* [Problems to solve]:
**1)** List the methods that the abstract of the medfly microbiota text says were used to study the fly's bacterial community.
**2)** According to the medfly microbiota text, what structure keeps the microbiota contained in the gut lumen?

Passage provided Block Start

Phylogenetic, metabolic, and taxonomic diversities shape mediterranean fruit fly microbiotas during ontogeny

Abstract

The Mediterranean fruit fly (medfly) (Ceratitis capitata) lays eggs in fruits, where larvae subsequently develop, causing large-scale agricultural damage. Within its digestive tract, the fly supports an extended bacterial community that is composed of multiple strains of a variety of enterobacterial species. Most of these bacteria appear to be functionally redundant, with most strains sustaining diazotrophy and/or pectinolysis. At least some of these bacteria were shown to be vertically inherited, but colonization, structural, and metabolic aspects of the community's dynamics have not been investigated. We used fluorescent in situ hybridization, metabolic profiling, plate cultures, and pyrosequencing to show that an initial, egg-borne, diverse community expands throughout the fly's life cycle. While keeping "core" diazotrophic and pectinolytic functions, it also harbors diverse and fluctuating populations that express varied metabolic capabilities. We suggest that the metabolic and compositional plasticity of the fly's microbiota provides potential adaptive advantages to the medfly host and that its acquisition and dynamics are affected by mixed processes that include stochastic effects, host behavior, and molecular barriers.

Fig 1

Culturable and total bacteria per individual medfly during consecutive developmental stages. Black and white columns represent culturable bacteria, as enumerated by dilution plating, and total bacteria, as counted by microscopy, respectively. Midgut bacteria in adults and larvae were counted. Developmental stages not connected by the same letter are significantly different. Boldface italic type refers to white columns, and lightface type refers to black columns. Error bars represent standard deviations.

Fig 2

Bacterial colonization of the medfly during ontogeny, tracked by fluorescent in situ hybridization and confocal microscopy using a Bacteria-directed Cy3-EUB338 oligonucleotide probe applied on laboratory-raised flies and DAPI or Sybr green nucleic acid stain. (A) Egg. Microcolonies on the surface of a medfly egg appear as red dots on the red fluorescent background of the egg chorion. (B) Larval gut. Bacterial growth appears as discontinuous patches along the larval gut. Red, bacterial masses; green, fly gut cell nuclei. (Inset) Within these patches, the bacterial density is high. Red, bacterial cells/microcolonies; green, bacterial cells and fly gut cell nuclei. (C) Adult medfly midgut 1 day after eclosion. Red, bacterial masses. (D) Midgut and hindgut of a laboratory-reared female adult medfly 30 days after eclosion. Continuous bacterial colonization is seen in the midgut as well as in the hindgut. Red, bacterial masses. The line encompasses the hindgut. (E to G) Midguts of field-captured wild specimens showing various extents of gut colonization. (E) Female; (F and G) males. Red, bacterial masses; blue or green, gut cells.

Fig 3

The microbiota is contained in the gut lumen by the peritrophic membrane (arrow), as seen in a wild male. Green, Sybr green nucleic acid stain; red, Cy3-EUB338 Bacteria-specific probe. Bacteria stained with both Sybr green and Cy3 appear yellow. Large green spots are epithelial cell nuclei.

Fig 4

Colonization of laboratory-reared flies at 13 days (A and C) and 30 days (B and D) following eclosion and of wild-caught flies (E and F) with bacterial populations hybridizing with oligonucleotide probes. (A and B) Klebsiella (Cy3-Kox615) (red); (C) Enterobacter (FAM6-Ent615) (green) and Bacteria (Cy3-EUB3380 (red); (D to F) Enterobacter (FAM6-Ent615) (green) and Klebsiella (Cy3-Kox615) (red). Blue indicates staining by DAPI (nucleic acid stain).

Passage provided Block End
Dataset entries Block Start

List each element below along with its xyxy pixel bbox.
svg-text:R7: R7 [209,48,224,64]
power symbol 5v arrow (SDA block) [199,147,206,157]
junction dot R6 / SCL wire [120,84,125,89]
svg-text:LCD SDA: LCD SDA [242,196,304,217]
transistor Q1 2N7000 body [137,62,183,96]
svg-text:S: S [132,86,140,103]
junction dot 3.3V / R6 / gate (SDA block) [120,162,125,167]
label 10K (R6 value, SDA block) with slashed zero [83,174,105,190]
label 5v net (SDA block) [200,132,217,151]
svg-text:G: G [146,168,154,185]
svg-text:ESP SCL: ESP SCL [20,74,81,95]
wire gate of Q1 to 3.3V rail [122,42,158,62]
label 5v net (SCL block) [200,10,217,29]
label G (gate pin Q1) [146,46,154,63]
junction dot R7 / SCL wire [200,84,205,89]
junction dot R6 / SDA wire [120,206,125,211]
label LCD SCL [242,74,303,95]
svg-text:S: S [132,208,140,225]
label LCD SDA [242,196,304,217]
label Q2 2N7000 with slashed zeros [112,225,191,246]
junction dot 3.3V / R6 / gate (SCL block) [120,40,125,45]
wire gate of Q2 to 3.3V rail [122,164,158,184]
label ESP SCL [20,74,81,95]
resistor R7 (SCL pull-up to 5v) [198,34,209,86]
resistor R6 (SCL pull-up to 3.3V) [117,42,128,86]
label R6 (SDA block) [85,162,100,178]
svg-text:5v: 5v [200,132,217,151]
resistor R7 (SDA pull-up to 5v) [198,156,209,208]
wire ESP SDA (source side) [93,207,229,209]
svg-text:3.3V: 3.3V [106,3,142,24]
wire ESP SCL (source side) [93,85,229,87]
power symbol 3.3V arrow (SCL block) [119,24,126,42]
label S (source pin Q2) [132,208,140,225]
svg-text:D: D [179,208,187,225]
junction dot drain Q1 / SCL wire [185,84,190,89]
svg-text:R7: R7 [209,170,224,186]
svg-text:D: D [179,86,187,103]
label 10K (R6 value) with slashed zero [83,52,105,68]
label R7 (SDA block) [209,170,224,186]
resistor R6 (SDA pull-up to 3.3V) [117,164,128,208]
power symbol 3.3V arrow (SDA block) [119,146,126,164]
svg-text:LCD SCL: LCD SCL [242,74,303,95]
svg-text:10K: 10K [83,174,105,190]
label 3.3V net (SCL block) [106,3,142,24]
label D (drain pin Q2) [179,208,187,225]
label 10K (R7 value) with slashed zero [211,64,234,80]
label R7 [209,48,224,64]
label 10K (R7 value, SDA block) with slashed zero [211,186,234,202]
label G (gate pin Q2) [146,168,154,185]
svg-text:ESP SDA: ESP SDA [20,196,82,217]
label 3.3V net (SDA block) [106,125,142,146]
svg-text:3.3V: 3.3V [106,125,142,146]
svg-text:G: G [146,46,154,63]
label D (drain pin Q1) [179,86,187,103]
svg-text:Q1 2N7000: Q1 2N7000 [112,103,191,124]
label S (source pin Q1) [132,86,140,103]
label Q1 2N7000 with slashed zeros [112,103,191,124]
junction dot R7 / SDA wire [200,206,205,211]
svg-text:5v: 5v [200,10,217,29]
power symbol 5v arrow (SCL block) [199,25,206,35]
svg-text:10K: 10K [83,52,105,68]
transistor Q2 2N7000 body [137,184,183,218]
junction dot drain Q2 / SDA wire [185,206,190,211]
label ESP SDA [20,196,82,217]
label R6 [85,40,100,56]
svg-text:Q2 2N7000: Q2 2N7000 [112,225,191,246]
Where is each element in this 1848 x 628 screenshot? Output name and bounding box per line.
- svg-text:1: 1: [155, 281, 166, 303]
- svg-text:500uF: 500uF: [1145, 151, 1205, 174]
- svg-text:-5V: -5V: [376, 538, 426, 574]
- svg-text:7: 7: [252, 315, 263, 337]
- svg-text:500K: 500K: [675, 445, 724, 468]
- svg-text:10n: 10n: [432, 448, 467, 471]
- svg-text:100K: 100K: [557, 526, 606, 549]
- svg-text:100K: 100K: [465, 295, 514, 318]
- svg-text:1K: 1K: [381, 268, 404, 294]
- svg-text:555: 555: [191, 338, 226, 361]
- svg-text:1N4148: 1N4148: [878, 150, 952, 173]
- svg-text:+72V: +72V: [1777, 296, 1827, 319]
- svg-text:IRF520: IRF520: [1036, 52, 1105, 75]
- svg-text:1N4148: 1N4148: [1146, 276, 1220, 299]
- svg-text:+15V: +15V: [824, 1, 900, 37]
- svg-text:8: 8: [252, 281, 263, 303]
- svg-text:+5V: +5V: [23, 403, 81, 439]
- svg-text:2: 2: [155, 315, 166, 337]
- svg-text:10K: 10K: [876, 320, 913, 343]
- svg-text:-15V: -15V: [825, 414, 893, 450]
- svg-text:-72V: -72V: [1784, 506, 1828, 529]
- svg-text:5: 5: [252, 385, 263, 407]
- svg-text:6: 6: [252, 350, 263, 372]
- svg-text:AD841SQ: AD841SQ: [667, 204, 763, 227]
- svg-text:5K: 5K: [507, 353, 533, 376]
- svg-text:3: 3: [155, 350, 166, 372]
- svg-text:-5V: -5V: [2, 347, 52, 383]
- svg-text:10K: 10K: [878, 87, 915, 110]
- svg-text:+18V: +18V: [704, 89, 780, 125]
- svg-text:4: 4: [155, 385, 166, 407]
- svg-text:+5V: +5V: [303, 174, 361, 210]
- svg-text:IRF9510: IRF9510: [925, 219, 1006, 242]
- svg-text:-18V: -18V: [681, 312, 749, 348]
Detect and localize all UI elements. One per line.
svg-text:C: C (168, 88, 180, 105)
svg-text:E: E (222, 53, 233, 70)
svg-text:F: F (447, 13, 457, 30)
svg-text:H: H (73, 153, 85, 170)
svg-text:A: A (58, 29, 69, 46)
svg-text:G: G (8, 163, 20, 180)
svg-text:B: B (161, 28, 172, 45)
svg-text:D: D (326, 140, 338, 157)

Dataset entries Block End

* [Answers in order]:
**1)** Fluorescent in situ hybridization, metabolic profiling, plate cultures, and pyrosequencing.

**2)** The peritrophic membrane.